## Task objective
Write out all the data again, exactly as it stands.

^^^^^^^^

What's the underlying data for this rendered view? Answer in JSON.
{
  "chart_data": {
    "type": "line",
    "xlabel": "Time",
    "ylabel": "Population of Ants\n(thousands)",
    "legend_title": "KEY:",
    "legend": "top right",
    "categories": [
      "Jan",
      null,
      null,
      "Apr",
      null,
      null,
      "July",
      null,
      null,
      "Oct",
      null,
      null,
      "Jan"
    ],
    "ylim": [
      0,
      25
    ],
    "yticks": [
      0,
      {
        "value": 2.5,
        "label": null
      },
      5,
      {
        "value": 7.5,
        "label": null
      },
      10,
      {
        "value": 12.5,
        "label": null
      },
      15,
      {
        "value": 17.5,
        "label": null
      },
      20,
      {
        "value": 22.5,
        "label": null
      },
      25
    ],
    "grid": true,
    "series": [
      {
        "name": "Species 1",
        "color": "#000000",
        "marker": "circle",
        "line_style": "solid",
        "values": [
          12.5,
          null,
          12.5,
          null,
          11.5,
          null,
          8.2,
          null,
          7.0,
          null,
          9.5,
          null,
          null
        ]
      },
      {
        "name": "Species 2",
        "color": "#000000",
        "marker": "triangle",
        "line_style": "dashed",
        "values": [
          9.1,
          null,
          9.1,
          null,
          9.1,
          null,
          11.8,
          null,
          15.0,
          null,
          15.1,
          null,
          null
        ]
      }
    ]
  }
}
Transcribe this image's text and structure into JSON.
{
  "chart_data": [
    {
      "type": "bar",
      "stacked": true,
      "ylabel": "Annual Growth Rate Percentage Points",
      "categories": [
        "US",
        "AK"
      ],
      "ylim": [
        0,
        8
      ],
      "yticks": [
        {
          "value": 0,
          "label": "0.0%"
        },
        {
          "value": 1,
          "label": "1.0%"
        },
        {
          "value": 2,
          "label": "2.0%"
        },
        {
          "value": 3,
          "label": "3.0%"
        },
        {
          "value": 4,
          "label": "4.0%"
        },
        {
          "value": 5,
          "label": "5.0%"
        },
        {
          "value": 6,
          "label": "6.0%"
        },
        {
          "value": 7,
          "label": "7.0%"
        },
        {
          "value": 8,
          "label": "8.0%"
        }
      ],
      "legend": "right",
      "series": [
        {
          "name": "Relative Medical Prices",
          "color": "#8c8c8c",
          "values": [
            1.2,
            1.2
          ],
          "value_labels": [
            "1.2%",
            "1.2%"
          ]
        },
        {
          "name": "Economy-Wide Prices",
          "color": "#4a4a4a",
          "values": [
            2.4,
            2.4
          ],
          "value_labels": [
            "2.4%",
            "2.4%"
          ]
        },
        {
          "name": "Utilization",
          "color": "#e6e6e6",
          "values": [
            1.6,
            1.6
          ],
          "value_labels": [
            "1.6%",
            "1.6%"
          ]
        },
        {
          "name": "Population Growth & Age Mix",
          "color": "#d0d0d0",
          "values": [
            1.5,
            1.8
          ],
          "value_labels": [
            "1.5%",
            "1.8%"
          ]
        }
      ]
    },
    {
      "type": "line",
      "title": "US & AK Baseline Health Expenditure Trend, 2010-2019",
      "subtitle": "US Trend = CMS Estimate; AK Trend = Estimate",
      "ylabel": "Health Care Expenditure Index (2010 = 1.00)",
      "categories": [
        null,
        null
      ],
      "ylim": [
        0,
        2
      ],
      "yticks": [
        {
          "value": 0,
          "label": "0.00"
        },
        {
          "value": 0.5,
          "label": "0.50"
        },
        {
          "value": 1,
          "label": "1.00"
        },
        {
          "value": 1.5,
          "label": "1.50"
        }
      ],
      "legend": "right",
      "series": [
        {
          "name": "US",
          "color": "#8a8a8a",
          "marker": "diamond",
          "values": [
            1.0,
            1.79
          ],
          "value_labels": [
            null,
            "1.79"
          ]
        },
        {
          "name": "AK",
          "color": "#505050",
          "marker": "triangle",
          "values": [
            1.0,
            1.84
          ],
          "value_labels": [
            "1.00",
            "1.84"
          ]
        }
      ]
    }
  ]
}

^^^^^^^^

## Solution
What's the underlying data for this rendered view? Answer in JSON.
{
  "chart_data": {
    "type": "line",
    "xlabel": "Time",
    "ylabel": "Population of Ants\n(thousands)",
    "legend_title": "KEY:",
    "legend": "top right",
    "categories": [
      "Jan",
      null,
      null,
      "Apr",
      null,
      null,
      "July",
      null,
      null,
      "Oct",
      null,
      null,
      "Jan"
    ],
    "ylim": [
      0,
      25
    ],
    "yticks": [
      0,
      {
        "value": 2.5,
        "label": null
      },
      5,
      {
        "value": 7.5,
        "label": null
      },
      10,
      {
        "value": 12.5,
        "label": null
      },
      15,
      {
        "value": 17.5,
        "label": null
      },
      20,
      {
        "value": 22.5,
        "label": null
      },
      25
    ],
    "grid": true,
    "series": [
      {
        "name": "Species 1",
        "color": "#000000",
        "marker": "circle",
        "line_style": "solid",
        "values": [
          12.5,
          null,
          12.5,
          null,
          11.5,
          null,
          8.2,
          null,
          7.0,
          null,
          9.5,
          null,
          null
        ]
      },
      {
        "name": "Species 2",
        "color": "#000000",
        "marker": "triangle",
        "line_style": "dashed",
        "values": [
          9.1,
          null,
          9.1,
          null,
          9.1,
          null,
          11.8,
          null,
          15.0,
          null,
          15.1,
          null,
          null
        ]
      }
    ]
  }
}
Transcribe this image's text and structure into JSON.
{
  "chart_data": [
    {
      "type": "bar",
      "stacked": true,
      "ylabel": "Annual Growth Rate Percentage Points",
      "categories": [
        "US",
        "AK"
      ],
      "ylim": [
        0,
        8
      ],
      "yticks": [
        {
          "value": 0,
          "label": "0.0%"
        },
        {
          "value": 1,
          "label": "1.0%"
        },
        {
          "value": 2,
          "label": "2.0%"
        },
        {
          "value": 3,
          "label": "3.0%"
        },
        {
          "value": 4,
          "label": "4.0%"
        },
        {
          "value": 5,
          "label": "5.0%"
        },
        {
          "value": 6,
          "label": "6.0%"
        },
        {
          "value": 7,
          "label": "7.0%"
        },
        {
          "value": 8,
          "label": "8.0%"
        }
      ],
      "legend": "right",
      "series": [
        {
          "name": "Relative Medical Prices",
          "color": "#8c8c8c",
          "values": [
            1.2,
            1.2
          ],
          "value_labels": [
            "1.2%",
            "1.2%"
          ]
        },
        {
          "name": "Economy-Wide Prices",
          "color": "#4a4a4a",
          "values": [
            2.4,
            2.4
          ],
          "value_labels": [
            "2.4%",
            "2.4%"
          ]
        },
        {
          "name": "Utilization",
          "color": "#e6e6e6",
          "values": [
            1.6,
            1.6
          ],
          "value_labels": [
            "1.6%",
            "1.6%"
          ]
        },
        {
          "name": "Population Growth & Age Mix",
          "color": "#d0d0d0",
          "values": [
            1.5,
            1.8
          ],
          "value_labels": [
            "1.5%",
            "1.8%"
          ]
        }
      ]
    },
    {
      "type": "line",
      "title": "US & AK Baseline Health Expenditure Trend, 2010-2019",
      "subtitle": "US Trend = CMS Estimate; AK Trend = Estimate",
      "ylabel": "Health Care Expenditure Index (2010 = 1.00)",
      "categories": [
        null,
        null
      ],
      "ylim": [
        0,
        2
      ],
      "yticks": [
        {
          "value": 0,
          "label": "0.00"
        },
        {
          "value": 0.5,
          "label": "0.50"
        },
        {
          "value": 1,
          "label": "1.00"
        },
        {
          "value": 1.5,
          "label": "1.50"
        }
      ],
      "legend": "right",
      "series": [
        {
          "name": "US",
          "color": "#8a8a8a",
          "marker": "diamond",
          "values": [
            1.0,
            1.79
          ],
          "value_labels": [
            null,
            "1.79"
          ]
        },
        {
          "name": "AK",
          "color": "#505050",
          "marker": "triangle",
          "values": [
            1.0,
            1.84
          ],
          "value_labels": [
            "1.00",
            "1.84"
          ]
        }
      ]
    }
  ]
}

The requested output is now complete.